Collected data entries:

◆ ◆ ◆ ◆ ◆ ◆ ◆

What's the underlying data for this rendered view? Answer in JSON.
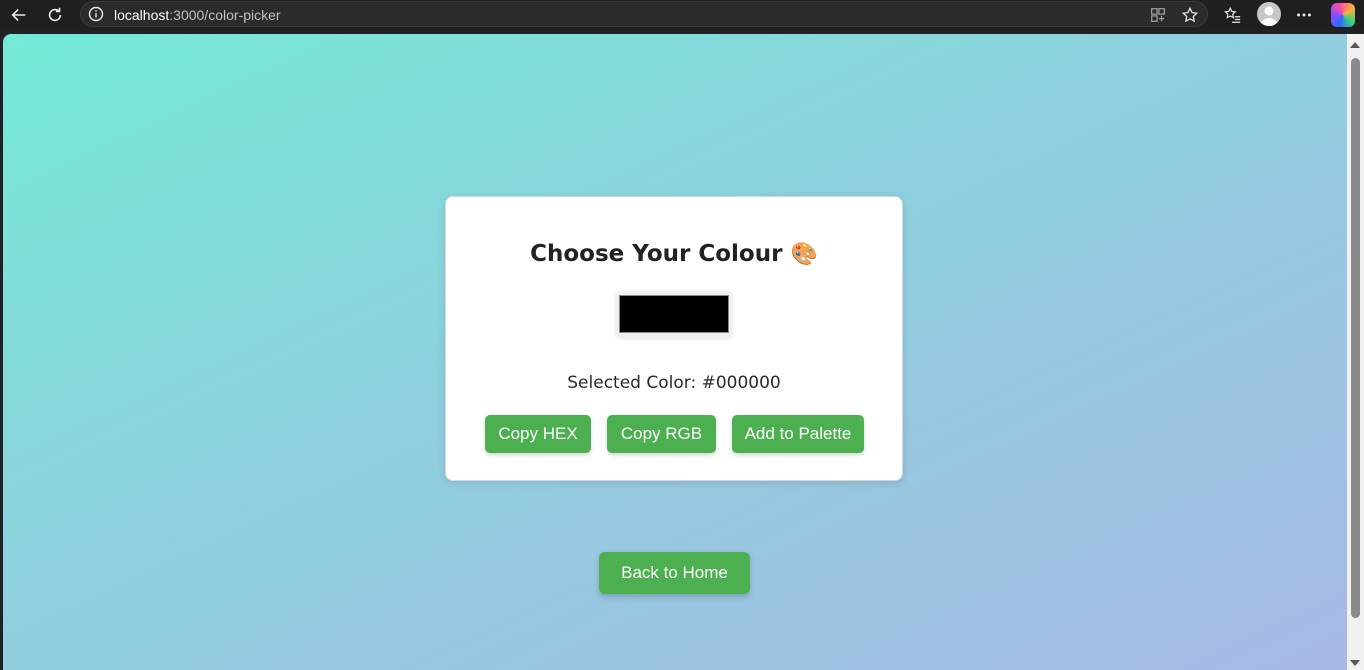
{
  "browser": {
    "url_host": "localhost",
    "url_path": ":3000/color-picker"
  },
  "page": {
    "title": "Choose Your Colour",
    "title_emoji": "🎨",
    "selected_label": "Selected Color:",
    "selected_value": "#000000",
    "swatch_color": "#000000",
    "buttons": {
      "copy_hex": "Copy HEX",
      "copy_rgb": "Copy RGB",
      "add_palette": "Add to Palette"
    },
    "back_home": "Back to Home"
  },
  "colors": {
    "button_green": "#4caf50",
    "gradient_start": "#74ead6",
    "gradient_end": "#a7b8e4"
  },
  "icons": [
    "back-arrow-icon",
    "reload-icon",
    "info-icon",
    "apps-icon",
    "star-icon",
    "favorites-icon",
    "profile-icon",
    "more-icon",
    "copilot-icon"
  ]
}
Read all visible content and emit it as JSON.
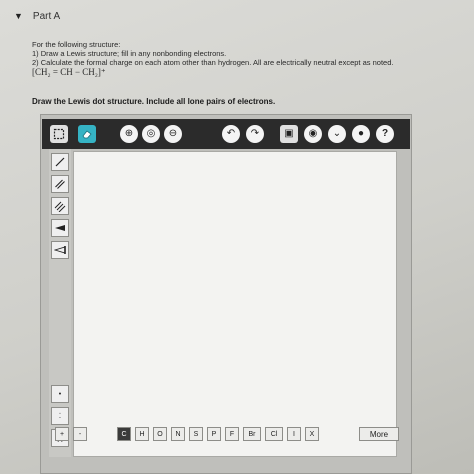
{
  "header": {
    "caret": "▼",
    "part_label": "Part A"
  },
  "question": {
    "intro": "For the following structure:",
    "step1": "1) Draw a Lewis structure; fill in any nonbonding electrons.",
    "step2": "2) Calculate the formal charge on each atom other than hydrogen. All are electrically neutral except as noted.",
    "formula": "[CH₂ = CH − CH₂]⁺"
  },
  "instruction": "Draw the Lewis dot structure. Include all lone pairs of electrons.",
  "toolbar": {
    "select_icon": "lasso-select-icon",
    "eraser_icon": "eraser-icon",
    "zoom_in_label": "⊕",
    "zoom_reset_label": "◎",
    "zoom_out_label": "⊖",
    "undo_label": "↶",
    "redo_label": "↷",
    "copy_label": "▣",
    "tips_label": "◉",
    "expand_label": "⌄",
    "info_label": "●",
    "help_label": "?"
  },
  "left_tools": {
    "single_bond": "single-bond-icon",
    "double_bond": "double-bond-icon",
    "triple_bond": "triple-bond-icon",
    "wedge_bond": "wedge-bond-icon",
    "dash_bond": "hash-bond-icon",
    "lone_pair": "•",
    "radical": "⁚",
    "bracket": "[ ]"
  },
  "atoms": {
    "plus": "+",
    "minus": "-",
    "elements": [
      "C",
      "H",
      "O",
      "N",
      "S",
      "P",
      "F",
      "Br",
      "Cl",
      "I",
      "X"
    ],
    "more_label": "More"
  }
}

◆ ◆ ◆ ◆ ◆ ◆ ◆

GOAL: Among the records above, find each line holding the string "JSON" and pull it out.

OUTPUT:
What's the underlying data for this rendered view? Answer in JSON.
Read all visible content and emit it as JSON.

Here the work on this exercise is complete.